INFORMATION PROVIDED:

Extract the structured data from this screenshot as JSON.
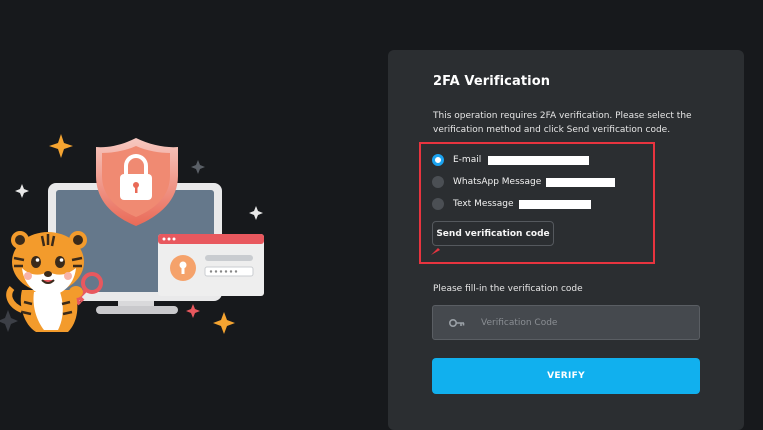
{
  "panel": {
    "title": "2FA Verification",
    "description": "This operation requires 2FA verification. Please select the verification method and click Send verification code."
  },
  "methods": [
    {
      "label": "E-mail",
      "selected": true
    },
    {
      "label": "WhatsApp Message",
      "selected": false
    },
    {
      "label": "Text Message",
      "selected": false
    }
  ],
  "send_button": {
    "label": "Send verification code"
  },
  "code": {
    "label": "Please fill-in the verification code",
    "placeholder": "Verification Code"
  },
  "verify_button": {
    "label": "VERIFY"
  },
  "colors": {
    "background": "#17191c",
    "panel": "#2b2e31",
    "accent": "#11b0ee",
    "highlight": "#e8343f"
  },
  "icons": [
    "shield-lock-icon",
    "monitor-icon",
    "tiger-mascot",
    "key-icon",
    "sparkle-icon",
    "lock-badge-icon"
  ]
}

SHORT PROBLEM: Transcribe the entries above verbatim, omitting their pictures.

ANSWER TO THE PROBLEM:
Extract the structured data from this screenshot as JSON.
{
  "panel": {
    "title": "2FA Verification",
    "description": "This operation requires 2FA verification. Please select the verification method and click Send verification code."
  },
  "methods": [
    {
      "label": "E-mail",
      "selected": true
    },
    {
      "label": "WhatsApp Message",
      "selected": false
    },
    {
      "label": "Text Message",
      "selected": false
    }
  ],
  "send_button": {
    "label": "Send verification code"
  },
  "code": {
    "label": "Please fill-in the verification code",
    "placeholder": "Verification Code"
  },
  "verify_button": {
    "label": "VERIFY"
  },
  "colors": {
    "background": "#17191c",
    "panel": "#2b2e31",
    "accent": "#11b0ee",
    "highlight": "#e8343f"
  },
  "icons": [
    "shield-lock-icon",
    "monitor-icon",
    "tiger-mascot",
    "key-icon",
    "sparkle-icon",
    "lock-badge-icon"
  ]
}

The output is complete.